▸ What to produce: Using the listing beneath this task, count the lines with the word "mysql" and write only the result.

--- START OF Records shown ---

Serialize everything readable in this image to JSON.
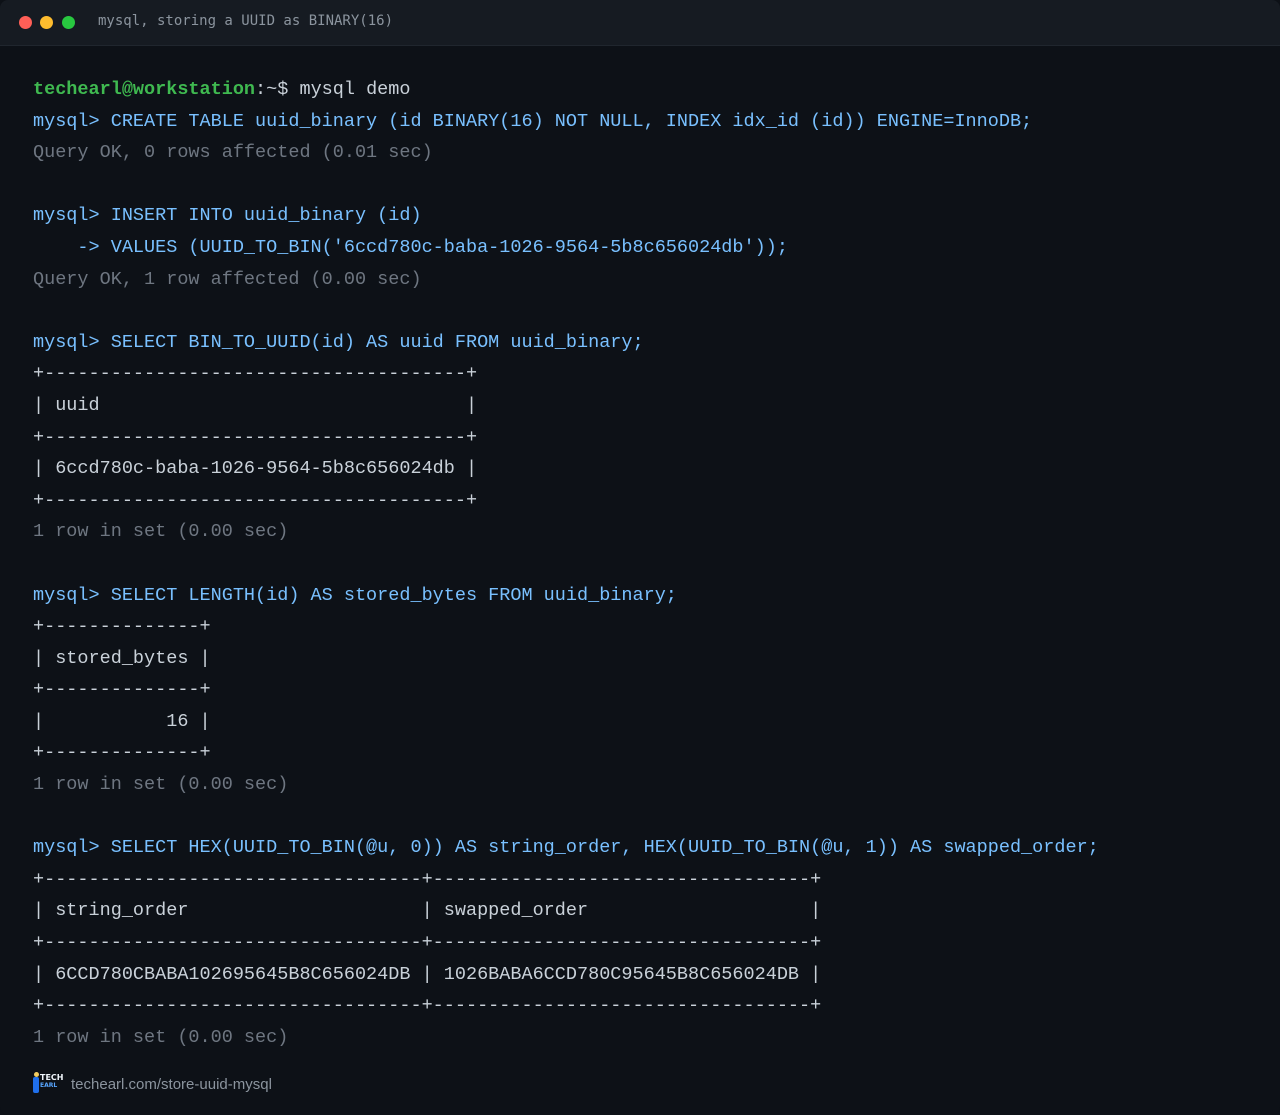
{
  "window": {
    "title": "mysql, storing a UUID as BINARY(16)"
  },
  "terminal": {
    "lines": [
      {
        "kind": "shell",
        "user": "techearl@workstation",
        "path": ":~$ ",
        "cmd": "mysql demo"
      },
      {
        "kind": "sql",
        "text": "mysql> CREATE TABLE uuid_binary (id BINARY(16) NOT NULL, INDEX idx_id (id)) ENGINE=InnoDB;"
      },
      {
        "kind": "muted",
        "text": "Query OK, 0 rows affected (0.01 sec)"
      },
      {
        "kind": "blank",
        "text": ""
      },
      {
        "kind": "sql",
        "text": "mysql> INSERT INTO uuid_binary (id)"
      },
      {
        "kind": "sql",
        "text": "    -> VALUES (UUID_TO_BIN('6ccd780c-baba-1026-9564-5b8c656024db'));"
      },
      {
        "kind": "muted",
        "text": "Query OK, 1 row affected (0.00 sec)"
      },
      {
        "kind": "blank",
        "text": ""
      },
      {
        "kind": "sql",
        "text": "mysql> SELECT BIN_TO_UUID(id) AS uuid FROM uuid_binary;"
      },
      {
        "kind": "table",
        "text": "+--------------------------------------+"
      },
      {
        "kind": "table",
        "text": "| uuid                                 |"
      },
      {
        "kind": "table",
        "text": "+--------------------------------------+"
      },
      {
        "kind": "table",
        "text": "| 6ccd780c-baba-1026-9564-5b8c656024db |"
      },
      {
        "kind": "table",
        "text": "+--------------------------------------+"
      },
      {
        "kind": "muted",
        "text": "1 row in set (0.00 sec)"
      },
      {
        "kind": "blank",
        "text": ""
      },
      {
        "kind": "sql",
        "text": "mysql> SELECT LENGTH(id) AS stored_bytes FROM uuid_binary;"
      },
      {
        "kind": "table",
        "text": "+--------------+"
      },
      {
        "kind": "table",
        "text": "| stored_bytes |"
      },
      {
        "kind": "table",
        "text": "+--------------+"
      },
      {
        "kind": "table",
        "text": "|           16 |"
      },
      {
        "kind": "table",
        "text": "+--------------+"
      },
      {
        "kind": "muted",
        "text": "1 row in set (0.00 sec)"
      },
      {
        "kind": "blank",
        "text": ""
      },
      {
        "kind": "sql",
        "text": "mysql> SELECT HEX(UUID_TO_BIN(@u, 0)) AS string_order, HEX(UUID_TO_BIN(@u, 1)) AS swapped_order;"
      },
      {
        "kind": "table",
        "text": "+----------------------------------+----------------------------------+"
      },
      {
        "kind": "table",
        "text": "| string_order                     | swapped_order                    |"
      },
      {
        "kind": "table",
        "text": "+----------------------------------+----------------------------------+"
      },
      {
        "kind": "table",
        "text": "| 6CCD780CBABA102695645B8C656024DB | 1026BABA6CCD780C95645B8C656024DB |"
      },
      {
        "kind": "table",
        "text": "+----------------------------------+----------------------------------+"
      },
      {
        "kind": "muted",
        "text": "1 row in set (0.00 sec)"
      }
    ]
  },
  "footer": {
    "logo_top": "TECH",
    "logo_bottom": "EARL",
    "url": "techearl.com/store-uuid-mysql"
  },
  "colors": {
    "background": "#0d1117",
    "sql": "#79c0ff",
    "prompt_user": "#3fb950",
    "muted": "#6e7681",
    "text": "#c9d1d9"
  }
}
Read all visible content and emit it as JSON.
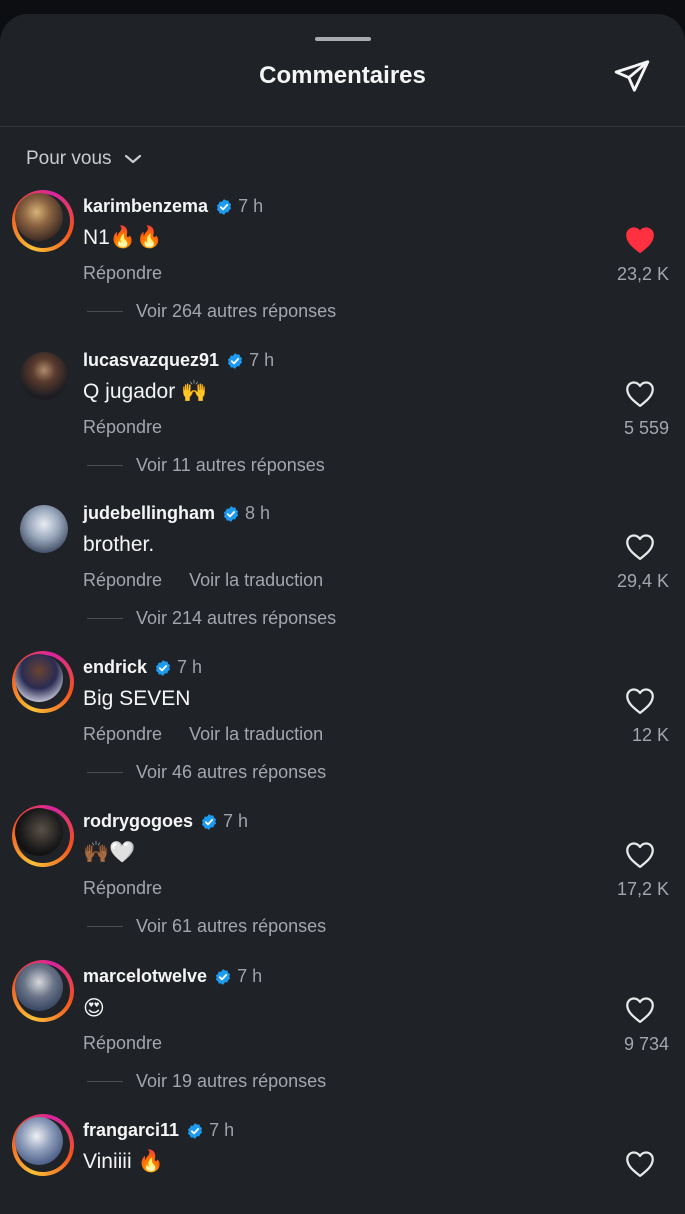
{
  "header": {
    "title": "Commentaires",
    "share_icon": "send-icon"
  },
  "sort": {
    "label": "Pour vous"
  },
  "colors": {
    "background": "#1f2226",
    "liked": "#ff3040",
    "verified": "#1d9bf0"
  },
  "comments": [
    {
      "username": "karimbenzema",
      "time": "7 h",
      "text": "N1🔥🔥",
      "reply": "Répondre",
      "translate": "",
      "likes": "23,2 K",
      "liked": true,
      "replies": "Voir 264 autres réponses"
    },
    {
      "username": "lucasvazquez91",
      "time": "7 h",
      "text": "Q jugador 🙌",
      "reply": "Répondre",
      "translate": "",
      "likes": "5 559",
      "liked": false,
      "replies": "Voir 11 autres réponses"
    },
    {
      "username": "judebellingham",
      "time": "8 h",
      "text": "brother.",
      "reply": "Répondre",
      "translate": "Voir la traduction",
      "likes": "29,4 K",
      "liked": false,
      "replies": "Voir 214 autres réponses"
    },
    {
      "username": "endrick",
      "time": "7 h",
      "text": "Big SEVEN",
      "reply": "Répondre",
      "translate": "Voir la traduction",
      "likes": "12 K",
      "liked": false,
      "replies": "Voir 46 autres réponses"
    },
    {
      "username": "rodrygogoes",
      "time": "7 h",
      "text": "🙌🏾🤍",
      "reply": "Répondre",
      "translate": "",
      "likes": "17,2 K",
      "liked": false,
      "replies": "Voir 61 autres réponses"
    },
    {
      "username": "marcelotwelve",
      "time": "7 h",
      "text": "😍",
      "reply": "Répondre",
      "translate": "",
      "likes": "9 734",
      "liked": false,
      "replies": "Voir 19 autres réponses"
    },
    {
      "username": "frangarci11",
      "time": "7 h",
      "text": "Viniiii 🔥",
      "reply": "",
      "translate": "",
      "likes": "",
      "liked": false,
      "replies": ""
    }
  ]
}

--- END OF Records shown ---

▸ Final result: 8